Fragmento proporcionado:
******
Beethoven había sido impresionado por los Conciertos pianísticos de la madurez de Mozart y muy en particular por el nº 20, en Re menor, pero tan cierto es que el modelo mozartiano actuó en la mente de Beethoven al abordar sus Conciertos pianísticos, como que un nuevo espíritu musical y una firme voluntad de manifestarse con lenguaje propio son detectables en cada uno de ellos: en los dos primeros con alguna timidez, pero ya contundentemente en este Concierto en Do menor, el tercero, obra de pletórica madurez y uno de los prototipos que cabe mostrar de la segunda etapa o “etapa heroica” del genial compositor, a la que pertenecen las tres partituras que integran este programa.
Así es detectable desde el mismo arranque de la obra, con un excepcional tema cuyo enérgico perfil -aunque sea enunciado inicialmente en piano– nos sitúa ante el Beethoven trascendente y heroico. Una idea melódica de trazo más suave actúa como segundo tema en este movimiento que supone una anchurosa concepción de la forma sonata, con exposición doble (primero la orquesta sola y luego con el piano solista), el consiguiente desarrollo, la recapitulación, la cadencia a cargo del solista y una vigorosa Coda sobre el diseño del primer tema.
Los acentos líricos marcan el inefable tiempo lento, un Largo en forma ternaria, con romántica expresividad de nocturno y en el cual el protagonismo del piano no impide el lucimiento cantabile de algún instrumento de madera, como la flauta y el fagot. La composición se cierra con el energético, delicioso y hasta (por momentos) arrebatador discurso de un rondó que incluye un pasaje fugato y que, a su final, afirma la tonalidad de Do mayor, versión “positiva” del Do menor inicial, en una nueva manifestación del esquema conceptual de “triunfo tras la lucha”, tan caro a Beethoven. Todo en este Concierto nº 3 es, efectivamente, Beethoven en estado puro y el conjunto se traduce en una contundente obra maestra.
Sinfonía nº 3, en Mi bemol mayor, op. 55, “Heroica”
“Pero qué humillación cuando alguien a mi lado oía el sonido de una flauta a lo lejos y yo no oía nada, o cuando alguien oía cantar a un pastor y yo tampoco oía nada. Tales situaciones me empujaban a la desesperación, y poco ha faltado para poner yo mismo fin a mi vida… Es el arte, y sólo él, el que me ha salvado. ¡Ah!, me parecía imposible dejar el mundo antes de haber dado todo lo que sentía germinar en mí, y así he prolongado esta vida miserable… Con alegría voy al encuentro con la muerte. Si viene antes de que haya tenido ocasión de desplegar todas mis posibilidades para el arte, entonces llega demasiado pronto para mí, a pesar de mi duro Destino, y me gustaría que fuese más tardía; sin embargo, aun entonces sería feliz. ¿No me librará ella de un estado de sufrimiento sin fin? Ven cuando quieras, voy animosamente a tu encuentro…”
******
Datos extraídos:
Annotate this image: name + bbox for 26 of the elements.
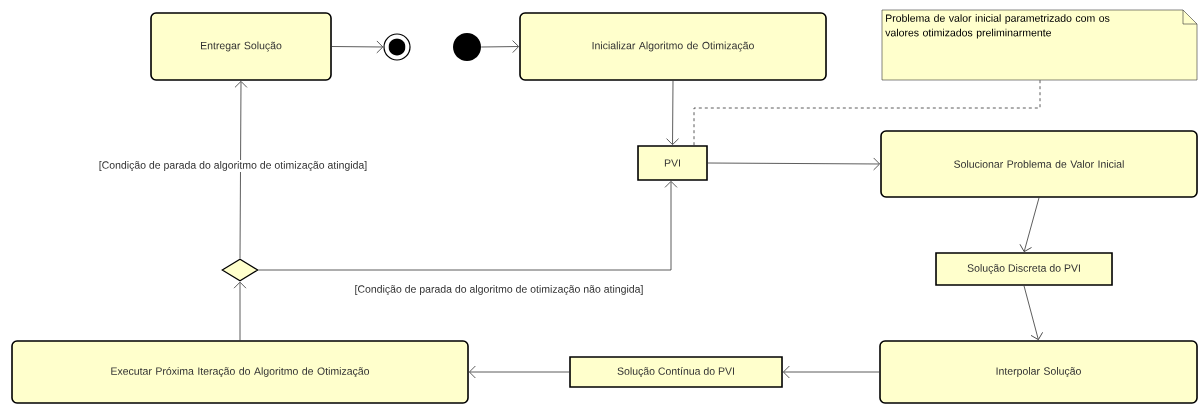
arrow [782,365,880,379]
action-box: Solucionar Problema de Valor Inicial [880,130,1198,198]
arrow [233,281,247,341]
note: Problema de valor inicial parametrizado com os valores otimizados preliminarmente [881,9,1198,81]
arrow [1019,197,1040,253]
action-box: Executar Próxima Iteração do Algoritmo de Otimização [11,340,469,404]
dashed-connector [693,79,1041,146]
object-box: PVI [637,145,708,181]
end-bullseye [383,33,411,61]
edge-label: [Condição de parada do algoritmo de otimização atingida] [97,160,369,172]
start-dot [453,33,481,61]
arrow [258,180,678,271]
edge-label: [Condição de parada do algoritmo de otimização não atingida] [353,284,645,296]
arrow [1023,285,1043,341]
object-box: Solução Contínua do PVI [569,356,783,388]
arrow [234,80,248,259]
arrow [480,40,520,53]
object-box: Solução Discreta do PVI [935,252,1113,286]
arrow [666,80,679,146]
arrow [331,40,384,54]
action-box: Inicializar Algoritmo de Otimização [519,12,827,81]
arrow [468,365,570,379]
decision-diamond [221,258,259,282]
arrow [707,157,881,171]
action-box: Entregar Solução [150,12,332,81]
action-box: Interpolar Solução [879,340,1198,404]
******
Instrucción: Enumera las secciones de la forma sonata que, según el fragmento sobre el Concierto en Do menor, componen el primer movimiento.

Respuesta:
- Exposición doble (primero la orquesta sola y luego con el piano solista)
- Desarrollo
- Recapitulación
- Cadencia a cargo del solista
- Coda vigorosa sobre el diseño del primer tema